■ WHAT NEEDS TO BE DONE ■
Please write out the data below word for word, changing nothing.

>> START INFORMATION PROVIDED

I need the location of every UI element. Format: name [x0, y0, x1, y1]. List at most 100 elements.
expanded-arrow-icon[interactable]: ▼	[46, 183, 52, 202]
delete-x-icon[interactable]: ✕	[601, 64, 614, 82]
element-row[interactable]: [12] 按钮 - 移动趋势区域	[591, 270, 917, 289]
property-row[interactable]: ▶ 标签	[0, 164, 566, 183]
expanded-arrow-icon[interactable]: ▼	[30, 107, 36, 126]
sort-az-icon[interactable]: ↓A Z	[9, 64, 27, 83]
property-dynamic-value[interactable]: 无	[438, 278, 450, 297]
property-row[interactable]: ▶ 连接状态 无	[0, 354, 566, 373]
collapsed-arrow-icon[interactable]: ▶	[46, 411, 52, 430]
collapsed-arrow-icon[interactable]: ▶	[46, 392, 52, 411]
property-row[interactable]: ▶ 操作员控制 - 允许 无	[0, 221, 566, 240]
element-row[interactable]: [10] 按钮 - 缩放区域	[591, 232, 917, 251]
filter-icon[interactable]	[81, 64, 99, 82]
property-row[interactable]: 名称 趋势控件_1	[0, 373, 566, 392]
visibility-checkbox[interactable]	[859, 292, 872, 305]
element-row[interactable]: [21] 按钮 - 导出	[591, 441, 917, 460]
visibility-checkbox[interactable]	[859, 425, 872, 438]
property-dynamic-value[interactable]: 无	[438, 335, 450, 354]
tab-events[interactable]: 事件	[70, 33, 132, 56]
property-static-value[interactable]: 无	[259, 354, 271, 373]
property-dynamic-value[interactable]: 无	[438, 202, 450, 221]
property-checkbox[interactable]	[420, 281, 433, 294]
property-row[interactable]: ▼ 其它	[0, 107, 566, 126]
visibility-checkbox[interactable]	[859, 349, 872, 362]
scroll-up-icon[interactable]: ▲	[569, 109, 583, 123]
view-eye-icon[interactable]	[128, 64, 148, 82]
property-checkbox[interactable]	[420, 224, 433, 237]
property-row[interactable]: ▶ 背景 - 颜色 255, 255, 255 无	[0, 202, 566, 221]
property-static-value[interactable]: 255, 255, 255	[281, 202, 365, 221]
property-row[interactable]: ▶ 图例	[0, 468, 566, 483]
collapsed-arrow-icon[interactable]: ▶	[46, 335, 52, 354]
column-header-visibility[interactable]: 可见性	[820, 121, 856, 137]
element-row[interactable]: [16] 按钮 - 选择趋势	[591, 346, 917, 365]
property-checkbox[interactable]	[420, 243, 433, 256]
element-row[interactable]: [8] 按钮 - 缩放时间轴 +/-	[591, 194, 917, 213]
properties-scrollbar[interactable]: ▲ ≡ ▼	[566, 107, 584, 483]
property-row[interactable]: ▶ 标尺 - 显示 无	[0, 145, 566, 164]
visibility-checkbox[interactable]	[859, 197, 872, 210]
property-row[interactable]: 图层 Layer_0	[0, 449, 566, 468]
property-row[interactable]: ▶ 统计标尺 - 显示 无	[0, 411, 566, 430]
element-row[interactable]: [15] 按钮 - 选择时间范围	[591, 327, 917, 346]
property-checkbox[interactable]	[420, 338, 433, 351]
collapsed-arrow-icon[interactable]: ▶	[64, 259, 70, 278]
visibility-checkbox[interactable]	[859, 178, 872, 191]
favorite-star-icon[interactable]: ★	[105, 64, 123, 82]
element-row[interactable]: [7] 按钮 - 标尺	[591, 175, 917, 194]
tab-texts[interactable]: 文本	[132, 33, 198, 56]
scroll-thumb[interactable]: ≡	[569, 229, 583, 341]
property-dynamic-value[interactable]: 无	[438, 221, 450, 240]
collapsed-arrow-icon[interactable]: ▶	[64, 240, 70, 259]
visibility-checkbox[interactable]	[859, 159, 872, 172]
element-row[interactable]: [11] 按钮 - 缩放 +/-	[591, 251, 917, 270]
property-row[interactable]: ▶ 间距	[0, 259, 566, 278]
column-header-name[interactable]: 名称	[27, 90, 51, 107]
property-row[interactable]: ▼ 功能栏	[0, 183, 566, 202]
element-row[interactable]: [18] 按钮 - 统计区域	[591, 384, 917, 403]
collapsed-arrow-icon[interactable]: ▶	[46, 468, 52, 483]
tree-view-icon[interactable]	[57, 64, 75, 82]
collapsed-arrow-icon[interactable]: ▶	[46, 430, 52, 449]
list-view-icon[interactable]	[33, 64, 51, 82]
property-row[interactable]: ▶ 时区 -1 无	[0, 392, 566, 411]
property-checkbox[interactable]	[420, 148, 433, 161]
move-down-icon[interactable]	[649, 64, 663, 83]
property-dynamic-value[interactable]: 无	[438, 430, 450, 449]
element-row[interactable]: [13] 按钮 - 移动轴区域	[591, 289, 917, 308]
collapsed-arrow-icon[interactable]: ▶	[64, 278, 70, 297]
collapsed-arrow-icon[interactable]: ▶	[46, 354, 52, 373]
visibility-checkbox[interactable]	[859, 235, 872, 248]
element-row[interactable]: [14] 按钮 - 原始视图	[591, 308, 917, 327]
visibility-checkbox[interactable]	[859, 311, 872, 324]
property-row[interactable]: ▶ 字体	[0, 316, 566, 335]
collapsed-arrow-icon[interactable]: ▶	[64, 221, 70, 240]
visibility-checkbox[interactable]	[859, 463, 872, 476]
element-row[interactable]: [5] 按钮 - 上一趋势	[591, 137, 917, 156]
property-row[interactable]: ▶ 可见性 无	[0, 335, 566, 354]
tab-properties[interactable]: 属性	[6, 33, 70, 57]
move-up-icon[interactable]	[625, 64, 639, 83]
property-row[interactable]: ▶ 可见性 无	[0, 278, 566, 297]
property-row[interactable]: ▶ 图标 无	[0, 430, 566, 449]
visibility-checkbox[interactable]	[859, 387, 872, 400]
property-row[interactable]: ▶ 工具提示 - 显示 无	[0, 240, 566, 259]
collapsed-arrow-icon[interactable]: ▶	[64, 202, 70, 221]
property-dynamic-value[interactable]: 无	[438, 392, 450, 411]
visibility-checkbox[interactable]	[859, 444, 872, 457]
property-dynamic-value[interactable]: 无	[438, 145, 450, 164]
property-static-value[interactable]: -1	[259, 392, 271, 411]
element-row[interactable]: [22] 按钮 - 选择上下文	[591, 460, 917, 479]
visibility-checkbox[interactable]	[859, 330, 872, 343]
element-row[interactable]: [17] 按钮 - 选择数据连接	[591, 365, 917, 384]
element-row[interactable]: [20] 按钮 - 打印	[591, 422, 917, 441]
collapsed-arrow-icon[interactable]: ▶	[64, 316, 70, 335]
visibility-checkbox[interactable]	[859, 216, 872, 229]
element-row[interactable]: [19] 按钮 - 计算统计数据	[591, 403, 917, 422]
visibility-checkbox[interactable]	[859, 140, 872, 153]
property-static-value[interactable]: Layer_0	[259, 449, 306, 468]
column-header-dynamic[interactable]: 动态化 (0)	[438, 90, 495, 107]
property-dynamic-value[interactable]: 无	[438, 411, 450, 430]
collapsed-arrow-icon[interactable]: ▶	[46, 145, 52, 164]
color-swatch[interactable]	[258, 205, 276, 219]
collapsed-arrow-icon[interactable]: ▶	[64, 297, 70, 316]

>> END INFORMATION PROVIDED

■ SOLUTION ■
I need the location of every UI element. Format: name [x0, y0, x1, y1]. List at most 100 elements.
expanded-arrow-icon[interactable]: ▼	[46, 183, 52, 202]
delete-x-icon[interactable]: ✕	[601, 64, 614, 82]
element-row[interactable]: [12] 按钮 - 移动趋势区域	[591, 270, 917, 289]
property-row[interactable]: ▶ 标签	[0, 164, 566, 183]
expanded-arrow-icon[interactable]: ▼	[30, 107, 36, 126]
sort-az-icon[interactable]: ↓A Z	[9, 64, 27, 83]
property-dynamic-value[interactable]: 无	[438, 278, 450, 297]
property-row[interactable]: ▶ 连接状态 无	[0, 354, 566, 373]
collapsed-arrow-icon[interactable]: ▶	[46, 411, 52, 430]
collapsed-arrow-icon[interactable]: ▶	[46, 392, 52, 411]
property-row[interactable]: ▶ 操作员控制 - 允许 无	[0, 221, 566, 240]
element-row[interactable]: [10] 按钮 - 缩放区域	[591, 232, 917, 251]
filter-icon[interactable]	[81, 64, 99, 82]
property-row[interactable]: 名称 趋势控件_1	[0, 373, 566, 392]
visibility-checkbox[interactable]	[859, 292, 872, 305]
element-row[interactable]: [21] 按钮 - 导出	[591, 441, 917, 460]
visibility-checkbox[interactable]	[859, 425, 872, 438]
property-dynamic-value[interactable]: 无	[438, 335, 450, 354]
tab-events[interactable]: 事件	[70, 33, 132, 56]
property-static-value[interactable]: 无	[259, 354, 271, 373]
property-dynamic-value[interactable]: 无	[438, 202, 450, 221]
property-checkbox[interactable]	[420, 281, 433, 294]
property-row[interactable]: ▼ 其它	[0, 107, 566, 126]
visibility-checkbox[interactable]	[859, 349, 872, 362]
scroll-up-icon[interactable]: ▲	[569, 109, 583, 123]
view-eye-icon[interactable]	[128, 64, 148, 82]
property-checkbox[interactable]	[420, 224, 433, 237]
property-row[interactable]: ▶ 背景 - 颜色 255, 255, 255 无	[0, 202, 566, 221]
property-static-value[interactable]: 255, 255, 255	[281, 202, 365, 221]
property-row[interactable]: ▶ 图例	[0, 468, 566, 483]
collapsed-arrow-icon[interactable]: ▶	[46, 335, 52, 354]
column-header-visibility[interactable]: 可见性	[820, 121, 856, 137]
element-row[interactable]: [16] 按钮 - 选择趋势	[591, 346, 917, 365]
property-checkbox[interactable]	[420, 243, 433, 256]
element-row[interactable]: [8] 按钮 - 缩放时间轴 +/-	[591, 194, 917, 213]
properties-scrollbar[interactable]: ▲ ≡ ▼	[566, 107, 584, 483]
property-row[interactable]: ▶ 标尺 - 显示 无	[0, 145, 566, 164]
visibility-checkbox[interactable]	[859, 197, 872, 210]
property-row[interactable]: 图层 Layer_0	[0, 449, 566, 468]
property-row[interactable]: ▶ 统计标尺 - 显示 无	[0, 411, 566, 430]
element-row[interactable]: [15] 按钮 - 选择时间范围	[591, 327, 917, 346]
property-checkbox[interactable]	[420, 338, 433, 351]
collapsed-arrow-icon[interactable]: ▶	[64, 259, 70, 278]
visibility-checkbox[interactable]	[859, 178, 872, 191]
favorite-star-icon[interactable]: ★	[105, 64, 123, 82]
element-row[interactable]: [7] 按钮 - 标尺	[591, 175, 917, 194]
tab-texts[interactable]: 文本	[132, 33, 198, 56]
scroll-thumb[interactable]: ≡	[569, 229, 583, 341]
property-dynamic-value[interactable]: 无	[438, 221, 450, 240]
collapsed-arrow-icon[interactable]: ▶	[64, 240, 70, 259]
visibility-checkbox[interactable]	[859, 159, 872, 172]
element-row[interactable]: [11] 按钮 - 缩放 +/-	[591, 251, 917, 270]
property-row[interactable]: ▶ 间距	[0, 259, 566, 278]
column-header-name[interactable]: 名称	[27, 90, 51, 107]
property-row[interactable]: ▼ 功能栏	[0, 183, 566, 202]
element-row[interactable]: [18] 按钮 - 统计区域	[591, 384, 917, 403]
collapsed-arrow-icon[interactable]: ▶	[46, 468, 52, 483]
tree-view-icon[interactable]	[57, 64, 75, 82]
collapsed-arrow-icon[interactable]: ▶	[46, 430, 52, 449]
list-view-icon[interactable]	[33, 64, 51, 82]
property-row[interactable]: ▶ 时区 -1 无	[0, 392, 566, 411]
property-checkbox[interactable]	[420, 148, 433, 161]
move-down-icon[interactable]	[649, 64, 663, 83]
property-dynamic-value[interactable]: 无	[438, 430, 450, 449]
element-row[interactable]: [13] 按钮 - 移动轴区域	[591, 289, 917, 308]
collapsed-arrow-icon[interactable]: ▶	[64, 278, 70, 297]
collapsed-arrow-icon[interactable]: ▶	[46, 354, 52, 373]
visibility-checkbox[interactable]	[859, 235, 872, 248]
element-row[interactable]: [14] 按钮 - 原始视图	[591, 308, 917, 327]
visibility-checkbox[interactable]	[859, 311, 872, 324]
property-row[interactable]: ▶ 字体	[0, 316, 566, 335]
collapsed-arrow-icon[interactable]: ▶	[64, 221, 70, 240]
visibility-checkbox[interactable]	[859, 463, 872, 476]
element-row[interactable]: [5] 按钮 - 上一趋势	[591, 137, 917, 156]
property-row[interactable]: ▶ 可见性 无	[0, 335, 566, 354]
tab-properties[interactable]: 属性	[6, 33, 70, 57]
move-up-icon[interactable]	[625, 64, 639, 83]
property-row[interactable]: ▶ 可见性 无	[0, 278, 566, 297]
property-row[interactable]: ▶ 图标 无	[0, 430, 566, 449]
visibility-checkbox[interactable]	[859, 387, 872, 400]
property-row[interactable]: ▶ 工具提示 - 显示 无	[0, 240, 566, 259]
collapsed-arrow-icon[interactable]: ▶	[64, 202, 70, 221]
property-dynamic-value[interactable]: 无	[438, 392, 450, 411]
visibility-checkbox[interactable]	[859, 444, 872, 457]
property-dynamic-value[interactable]: 无	[438, 145, 450, 164]
property-static-value[interactable]: -1	[259, 392, 271, 411]
element-row[interactable]: [22] 按钮 - 选择上下文	[591, 460, 917, 479]
visibility-checkbox[interactable]	[859, 330, 872, 343]
element-row[interactable]: [17] 按钮 - 选择数据连接	[591, 365, 917, 384]
element-row[interactable]: [20] 按钮 - 打印	[591, 422, 917, 441]
collapsed-arrow-icon[interactable]: ▶	[64, 316, 70, 335]
visibility-checkbox[interactable]	[859, 216, 872, 229]
element-row[interactable]: [19] 按钮 - 计算统计数据	[591, 403, 917, 422]
visibility-checkbox[interactable]	[859, 140, 872, 153]
property-static-value[interactable]: Layer_0	[259, 449, 306, 468]
column-header-dynamic[interactable]: 动态化 (0)	[438, 90, 495, 107]
property-dynamic-value[interactable]: 无	[438, 411, 450, 430]
collapsed-arrow-icon[interactable]: ▶	[46, 145, 52, 164]
color-swatch[interactable]	[258, 205, 276, 219]
collapsed-arrow-icon[interactable]: ▶	[64, 297, 70, 316]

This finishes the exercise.